-- start of RECORD EXCERPTS --

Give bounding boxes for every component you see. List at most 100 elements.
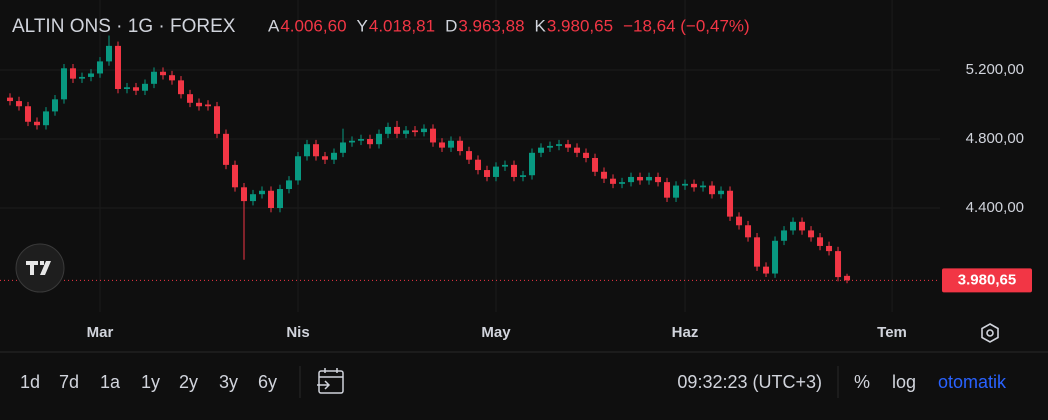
range-button[interactable]: 1y (141, 372, 160, 392)
candle-body (619, 182, 626, 184)
candle-body (772, 240, 779, 274)
candle-body (304, 144, 311, 157)
candle-body (340, 142, 347, 153)
candle-body (574, 147, 581, 153)
candle-body (150, 71, 157, 84)
candle-body (808, 230, 815, 238)
candle-body (421, 128, 428, 133)
ohlc-label: Y (357, 16, 368, 35)
range-button[interactable]: 3y (219, 372, 238, 392)
candle-body (322, 156, 329, 160)
range-button[interactable]: 6y (258, 372, 277, 392)
y-tick-label: 4.800,00 (966, 130, 1024, 147)
candle-body (709, 185, 716, 195)
chart-title: ALTIN ONS · 1G · FOREX (12, 16, 236, 37)
candle-body (33, 121, 40, 126)
candle-body (727, 190, 734, 217)
candle-body (682, 183, 689, 186)
candle-body (114, 45, 121, 89)
ohlc-label: A (268, 16, 280, 35)
candle-body (277, 189, 284, 208)
ohlc-label: D (445, 16, 457, 35)
candle-body (754, 237, 761, 267)
x-tick-label: Haz (672, 324, 699, 341)
candle-body (213, 106, 220, 134)
candle-body (241, 187, 248, 202)
candle-body (331, 152, 338, 160)
candle-body (60, 68, 67, 100)
ohlc-value: 4.018,81 (369, 16, 435, 35)
candle-body (24, 106, 31, 122)
candle-body (186, 94, 193, 103)
last-price-box (942, 268, 1032, 293)
candle-body (493, 166, 500, 177)
candle-body (565, 144, 572, 148)
candle-body (385, 126, 392, 134)
candle-body (286, 180, 293, 190)
candle-body (781, 230, 788, 241)
candle-body (700, 185, 707, 188)
candle-body (457, 140, 464, 152)
candle-body (177, 80, 184, 95)
candle-body (159, 71, 166, 76)
ohlc-value: 3.980,65 (547, 16, 613, 35)
candle-body (51, 99, 58, 112)
candle-body (520, 175, 527, 177)
candle-body (313, 144, 320, 157)
x-tick-label: May (481, 324, 511, 341)
candle-body (583, 152, 590, 158)
x-tick-label: Nis (286, 324, 309, 341)
candle-body (466, 151, 473, 160)
candle-body (195, 102, 202, 107)
candle-body (358, 139, 365, 141)
candle-body (394, 126, 401, 134)
log-button[interactable]: log (892, 372, 916, 392)
range-button[interactable]: 7d (59, 372, 79, 392)
candle-body (403, 130, 410, 134)
candle-body (376, 133, 383, 145)
candle-body (412, 130, 419, 133)
y-tick-label: 4.400,00 (966, 199, 1024, 216)
candle-body (637, 176, 644, 181)
percent-button[interactable]: % (854, 372, 870, 392)
y-tick-label: 5.200,00 (966, 61, 1024, 78)
date-range-button[interactable] (317, 368, 344, 394)
candle-body (42, 111, 49, 126)
range-button[interactable]: 1d (20, 372, 40, 392)
candle-body (844, 275, 851, 281)
candle-body (610, 178, 617, 184)
candle-body (448, 140, 455, 148)
candle-body (835, 251, 842, 278)
candle-body (87, 73, 94, 77)
settings-icon[interactable] (981, 323, 999, 343)
candle-body (628, 176, 635, 183)
candle-body (547, 145, 554, 148)
range-button[interactable]: 2y (179, 372, 198, 392)
clock[interactable]: 09:32:23 (UTC+3) (677, 372, 822, 392)
candle-body (367, 139, 374, 145)
candle-body (817, 237, 824, 246)
ohlc-value: 3.963,88 (458, 16, 524, 35)
candle-body (484, 170, 491, 177)
ohlc-value: 4.006,60 (280, 16, 346, 35)
candle-body (430, 128, 437, 143)
candle-body (673, 185, 680, 198)
candle-body (105, 45, 112, 62)
ohlc-change: −18,64 (−0,47%) (623, 16, 750, 35)
candle-body (295, 156, 302, 181)
auto-button[interactable]: otomatik (938, 372, 1007, 392)
candle-body (15, 101, 22, 107)
candle-body (250, 194, 257, 202)
x-tick-label: Mar (87, 324, 114, 341)
ohlc-label: K (535, 16, 547, 35)
candle-body (538, 147, 545, 153)
range-button[interactable]: 1a (100, 372, 121, 392)
candle-body (601, 171, 608, 179)
candle-body (141, 83, 148, 91)
candle-body (268, 190, 275, 208)
candle-body (799, 221, 806, 231)
x-tick-label: Tem (877, 324, 907, 341)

-- end of RECORD EXCERPTS --

## WORK TO BE COMPLETED:
Copy the lines of the records that start with the line containing "range-button[interactable]: 1y (141, 372, 160, 392)" and end with the line containing "ohlc-value: 4.018,81 (369, 16, 435, 35)", including both of those lines, keeping them exactly the same.

## RESULT OF THIS EXERCISE:
range-button[interactable]: 1y (141, 372, 160, 392)
candle-body (619, 182, 626, 184)
candle-body (772, 240, 779, 274)
candle-body (304, 144, 311, 157)
candle-body (340, 142, 347, 153)
candle-body (574, 147, 581, 153)
candle-body (150, 71, 157, 84)
candle-body (808, 230, 815, 238)
candle-body (421, 128, 428, 133)
ohlc-label: Y (357, 16, 368, 35)
range-button[interactable]: 3y (219, 372, 238, 392)
candle-body (322, 156, 329, 160)
range-button[interactable]: 6y (258, 372, 277, 392)
y-tick-label: 4.800,00 (966, 130, 1024, 147)
candle-body (709, 185, 716, 195)
chart-title: ALTIN ONS · 1G · FOREX (12, 16, 236, 37)
candle-body (33, 121, 40, 126)
candle-body (727, 190, 734, 217)
candle-body (682, 183, 689, 186)
candle-body (114, 45, 121, 89)
ohlc-label: A (268, 16, 280, 35)
candle-body (277, 189, 284, 208)
ohlc-label: D (445, 16, 457, 35)
candle-body (754, 237, 761, 267)
x-tick-label: Haz (672, 324, 699, 341)
candle-body (213, 106, 220, 134)
candle-body (241, 187, 248, 202)
candle-body (331, 152, 338, 160)
candle-body (60, 68, 67, 100)
ohlc-value: 4.018,81 (369, 16, 435, 35)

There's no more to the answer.